» **Task to carry out**: Exactly repeat the material, dropping every picture from the copy.

Stored items
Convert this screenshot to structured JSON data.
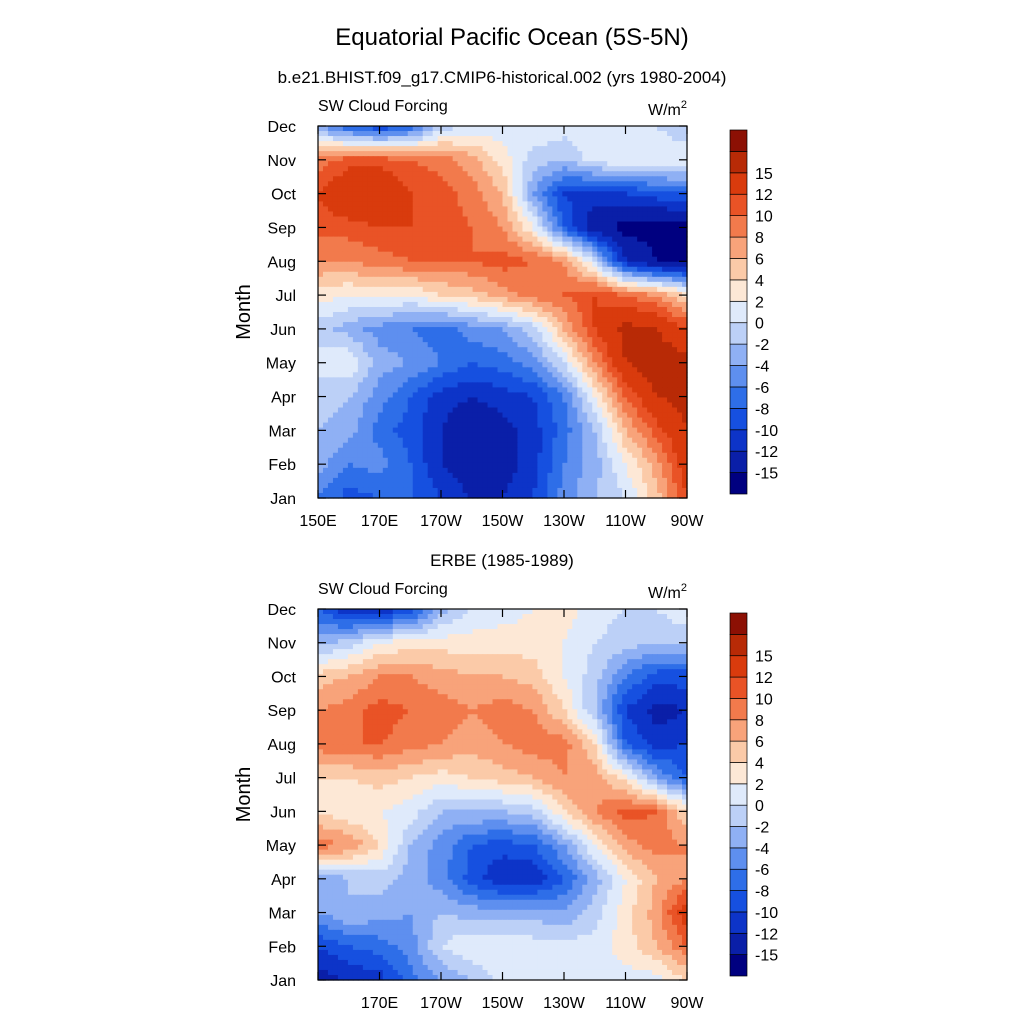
{
  "figure": {
    "title": "Equatorial Pacific Ocean (5S-5N)",
    "subtitle_top": "b.e21.BHIST.f09_g17.CMIP6-historical.002 (yrs 1980-2004)",
    "subtitle_bottom": "ERBE (1985-1989)"
  },
  "colorbar": {
    "colors": [
      "#000080",
      "#0a1fa8",
      "#0d34c8",
      "#1650e0",
      "#2e6ee8",
      "#5e8fef",
      "#8fb0f4",
      "#bcd0f7",
      "#dfeafb",
      "#fde8d6",
      "#fbcaa8",
      "#f8a37a",
      "#f27a4c",
      "#e95326",
      "#d93b0d",
      "#b82a06",
      "#8c1004"
    ],
    "labels": [
      "-15",
      "-12",
      "-10",
      "-8",
      "-6",
      "-4",
      "-2",
      "0",
      "2",
      "4",
      "6",
      "8",
      "10",
      "12",
      "15"
    ],
    "levels": [
      -15,
      -12,
      -10,
      -8,
      -6,
      -4,
      -2,
      0,
      2,
      4,
      6,
      8,
      10,
      12,
      15
    ]
  },
  "chart_data": [
    {
      "type": "heatmap",
      "title": "b.e21.BHIST.f09_g17.CMIP6-historical.002 (yrs 1980-2004)",
      "left_label": "SW Cloud Forcing",
      "units": "W/m",
      "units_sup": "2",
      "ylabel": "Month",
      "xlabel": "",
      "x": [
        150,
        160,
        170,
        180,
        190,
        200,
        210,
        220,
        230,
        240,
        250,
        260,
        270
      ],
      "y": [
        "Jan",
        "Feb",
        "Mar",
        "Apr",
        "May",
        "Jun",
        "Jul",
        "Aug",
        "Sep",
        "Oct",
        "Nov",
        "Dec"
      ],
      "xtick_labels": [
        "150E",
        "170E",
        "170W",
        "150W",
        "130W",
        "110W",
        "90W"
      ],
      "ytick_labels": [
        "Jan",
        "Feb",
        "Mar",
        "Apr",
        "May",
        "Jun",
        "Jul",
        "Aug",
        "Sep",
        "Oct",
        "Nov",
        "Dec"
      ],
      "values": [
        [
          -6,
          -9,
          -8,
          -8,
          -10,
          -12,
          -12,
          -10,
          -5,
          -2,
          0,
          5,
          12
        ],
        [
          -3,
          -6,
          -5,
          -8,
          -12,
          -14,
          -13,
          -11,
          -6,
          -3,
          2,
          7,
          14
        ],
        [
          -2,
          -3,
          -7,
          -9,
          -12,
          -14,
          -13,
          -11,
          -7,
          -2,
          6,
          11,
          15
        ],
        [
          -1,
          -2,
          -5,
          -8,
          -11,
          -12,
          -11,
          -10,
          -6,
          2,
          10,
          15,
          16
        ],
        [
          1,
          2,
          -3,
          -4,
          -6,
          -8,
          -7,
          -5,
          0,
          8,
          15,
          17,
          16
        ],
        [
          -1,
          -3,
          -5,
          -6,
          -7,
          -5,
          -4,
          -1,
          6,
          12,
          16,
          15,
          12
        ],
        [
          3,
          2,
          3,
          2,
          4,
          5,
          7,
          9,
          10,
          12,
          10,
          8,
          4
        ],
        [
          8,
          8,
          9,
          10,
          10,
          10,
          11,
          10,
          8,
          0,
          -12,
          -15,
          -16
        ],
        [
          11,
          11,
          12,
          12,
          11,
          10,
          8,
          2,
          -8,
          -14,
          -16,
          -16,
          -16
        ],
        [
          12,
          15,
          15,
          12,
          11,
          9,
          6,
          -4,
          -10,
          -11,
          -10,
          -9,
          -8
        ],
        [
          9,
          11,
          11,
          10,
          9,
          7,
          3,
          -1,
          -2,
          1,
          2,
          2,
          2
        ],
        [
          -4,
          -8,
          -10,
          -8,
          -1,
          0,
          1,
          2,
          1,
          2,
          1,
          0,
          -2
        ]
      ]
    },
    {
      "type": "heatmap",
      "title": "ERBE (1985-1989)",
      "left_label": "SW Cloud Forcing",
      "units": "W/m",
      "units_sup": "2",
      "ylabel": "Month",
      "xlabel": "",
      "x": [
        150,
        160,
        170,
        180,
        190,
        200,
        210,
        220,
        230,
        240,
        250,
        260,
        270
      ],
      "y": [
        "Jan",
        "Feb",
        "Mar",
        "Apr",
        "May",
        "Jun",
        "Jul",
        "Aug",
        "Sep",
        "Oct",
        "Nov",
        "Dec"
      ],
      "xtick_labels": [
        "170E",
        "170W",
        "150W",
        "130W",
        "110W",
        "90W"
      ],
      "ytick_labels": [
        "Jan",
        "Feb",
        "Mar",
        "Apr",
        "May",
        "Jun",
        "Jul",
        "Aug",
        "Sep",
        "Oct",
        "Nov",
        "Dec"
      ],
      "values": [
        [
          -13,
          -12,
          -11,
          -7,
          -4,
          -2,
          1,
          2,
          2,
          1,
          1,
          1,
          4
        ],
        [
          -10,
          -8,
          -7,
          -5,
          0,
          2,
          2,
          1,
          1,
          1,
          3,
          6,
          10
        ],
        [
          -4,
          -2,
          -3,
          -4,
          -2,
          -3,
          -3,
          -3,
          -4,
          -1,
          3,
          7,
          14
        ],
        [
          -4,
          -2,
          -1,
          -3,
          -5,
          -9,
          -12,
          -12,
          -8,
          -3,
          2,
          6,
          8
        ],
        [
          9,
          8,
          4,
          -2,
          -5,
          -8,
          -9,
          -8,
          -4,
          2,
          7,
          9,
          8
        ],
        [
          4,
          2,
          2,
          1,
          -2,
          -2,
          -2,
          -1,
          4,
          8,
          11,
          10,
          4
        ],
        [
          4,
          4,
          5,
          4,
          3,
          4,
          5,
          6,
          8,
          7,
          3,
          -4,
          -8
        ],
        [
          9,
          10,
          10,
          9,
          8,
          7,
          8,
          9,
          9,
          4,
          -8,
          -11,
          -10
        ],
        [
          8,
          9,
          11,
          10,
          9,
          8,
          9,
          8,
          4,
          -2,
          -10,
          -13,
          -12
        ],
        [
          5,
          6,
          8,
          8,
          7,
          6,
          6,
          5,
          2,
          -1,
          -6,
          -9,
          -9
        ],
        [
          -3,
          -1,
          2,
          3,
          3,
          3,
          3,
          3,
          2,
          0,
          -1,
          -2,
          -2
        ],
        [
          -8,
          -12,
          -12,
          -10,
          -3,
          0,
          1,
          2,
          3,
          1,
          0,
          0,
          2
        ]
      ]
    }
  ]
}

» **In response**:
Convert this screenshot to structured JSON data.
{
  "figure": {
    "title": "Equatorial Pacific Ocean (5S-5N)",
    "subtitle_top": "b.e21.BHIST.f09_g17.CMIP6-historical.002 (yrs 1980-2004)",
    "subtitle_bottom": "ERBE (1985-1989)"
  },
  "colorbar": {
    "colors": [
      "#000080",
      "#0a1fa8",
      "#0d34c8",
      "#1650e0",
      "#2e6ee8",
      "#5e8fef",
      "#8fb0f4",
      "#bcd0f7",
      "#dfeafb",
      "#fde8d6",
      "#fbcaa8",
      "#f8a37a",
      "#f27a4c",
      "#e95326",
      "#d93b0d",
      "#b82a06",
      "#8c1004"
    ],
    "labels": [
      "-15",
      "-12",
      "-10",
      "-8",
      "-6",
      "-4",
      "-2",
      "0",
      "2",
      "4",
      "6",
      "8",
      "10",
      "12",
      "15"
    ],
    "levels": [
      -15,
      -12,
      -10,
      -8,
      -6,
      -4,
      -2,
      0,
      2,
      4,
      6,
      8,
      10,
      12,
      15
    ]
  },
  "chart_data": [
    {
      "type": "heatmap",
      "title": "b.e21.BHIST.f09_g17.CMIP6-historical.002 (yrs 1980-2004)",
      "left_label": "SW Cloud Forcing",
      "units": "W/m",
      "units_sup": "2",
      "ylabel": "Month",
      "xlabel": "",
      "x": [
        150,
        160,
        170,
        180,
        190,
        200,
        210,
        220,
        230,
        240,
        250,
        260,
        270
      ],
      "y": [
        "Jan",
        "Feb",
        "Mar",
        "Apr",
        "May",
        "Jun",
        "Jul",
        "Aug",
        "Sep",
        "Oct",
        "Nov",
        "Dec"
      ],
      "xtick_labels": [
        "150E",
        "170E",
        "170W",
        "150W",
        "130W",
        "110W",
        "90W"
      ],
      "ytick_labels": [
        "Jan",
        "Feb",
        "Mar",
        "Apr",
        "May",
        "Jun",
        "Jul",
        "Aug",
        "Sep",
        "Oct",
        "Nov",
        "Dec"
      ],
      "values": [
        [
          -6,
          -9,
          -8,
          -8,
          -10,
          -12,
          -12,
          -10,
          -5,
          -2,
          0,
          5,
          12
        ],
        [
          -3,
          -6,
          -5,
          -8,
          -12,
          -14,
          -13,
          -11,
          -6,
          -3,
          2,
          7,
          14
        ],
        [
          -2,
          -3,
          -7,
          -9,
          -12,
          -14,
          -13,
          -11,
          -7,
          -2,
          6,
          11,
          15
        ],
        [
          -1,
          -2,
          -5,
          -8,
          -11,
          -12,
          -11,
          -10,
          -6,
          2,
          10,
          15,
          16
        ],
        [
          1,
          2,
          -3,
          -4,
          -6,
          -8,
          -7,
          -5,
          0,
          8,
          15,
          17,
          16
        ],
        [
          -1,
          -3,
          -5,
          -6,
          -7,
          -5,
          -4,
          -1,
          6,
          12,
          16,
          15,
          12
        ],
        [
          3,
          2,
          3,
          2,
          4,
          5,
          7,
          9,
          10,
          12,
          10,
          8,
          4
        ],
        [
          8,
          8,
          9,
          10,
          10,
          10,
          11,
          10,
          8,
          0,
          -12,
          -15,
          -16
        ],
        [
          11,
          11,
          12,
          12,
          11,
          10,
          8,
          2,
          -8,
          -14,
          -16,
          -16,
          -16
        ],
        [
          12,
          15,
          15,
          12,
          11,
          9,
          6,
          -4,
          -10,
          -11,
          -10,
          -9,
          -8
        ],
        [
          9,
          11,
          11,
          10,
          9,
          7,
          3,
          -1,
          -2,
          1,
          2,
          2,
          2
        ],
        [
          -4,
          -8,
          -10,
          -8,
          -1,
          0,
          1,
          2,
          1,
          2,
          1,
          0,
          -2
        ]
      ]
    },
    {
      "type": "heatmap",
      "title": "ERBE (1985-1989)",
      "left_label": "SW Cloud Forcing",
      "units": "W/m",
      "units_sup": "2",
      "ylabel": "Month",
      "xlabel": "",
      "x": [
        150,
        160,
        170,
        180,
        190,
        200,
        210,
        220,
        230,
        240,
        250,
        260,
        270
      ],
      "y": [
        "Jan",
        "Feb",
        "Mar",
        "Apr",
        "May",
        "Jun",
        "Jul",
        "Aug",
        "Sep",
        "Oct",
        "Nov",
        "Dec"
      ],
      "xtick_labels": [
        "170E",
        "170W",
        "150W",
        "130W",
        "110W",
        "90W"
      ],
      "ytick_labels": [
        "Jan",
        "Feb",
        "Mar",
        "Apr",
        "May",
        "Jun",
        "Jul",
        "Aug",
        "Sep",
        "Oct",
        "Nov",
        "Dec"
      ],
      "values": [
        [
          -13,
          -12,
          -11,
          -7,
          -4,
          -2,
          1,
          2,
          2,
          1,
          1,
          1,
          4
        ],
        [
          -10,
          -8,
          -7,
          -5,
          0,
          2,
          2,
          1,
          1,
          1,
          3,
          6,
          10
        ],
        [
          -4,
          -2,
          -3,
          -4,
          -2,
          -3,
          -3,
          -3,
          -4,
          -1,
          3,
          7,
          14
        ],
        [
          -4,
          -2,
          -1,
          -3,
          -5,
          -9,
          -12,
          -12,
          -8,
          -3,
          2,
          6,
          8
        ],
        [
          9,
          8,
          4,
          -2,
          -5,
          -8,
          -9,
          -8,
          -4,
          2,
          7,
          9,
          8
        ],
        [
          4,
          2,
          2,
          1,
          -2,
          -2,
          -2,
          -1,
          4,
          8,
          11,
          10,
          4
        ],
        [
          4,
          4,
          5,
          4,
          3,
          4,
          5,
          6,
          8,
          7,
          3,
          -4,
          -8
        ],
        [
          9,
          10,
          10,
          9,
          8,
          7,
          8,
          9,
          9,
          4,
          -8,
          -11,
          -10
        ],
        [
          8,
          9,
          11,
          10,
          9,
          8,
          9,
          8,
          4,
          -2,
          -10,
          -13,
          -12
        ],
        [
          5,
          6,
          8,
          8,
          7,
          6,
          6,
          5,
          2,
          -1,
          -6,
          -9,
          -9
        ],
        [
          -3,
          -1,
          2,
          3,
          3,
          3,
          3,
          3,
          2,
          0,
          -1,
          -2,
          -2
        ],
        [
          -8,
          -12,
          -12,
          -10,
          -3,
          0,
          1,
          2,
          3,
          1,
          0,
          0,
          2
        ]
      ]
    }
  ]
}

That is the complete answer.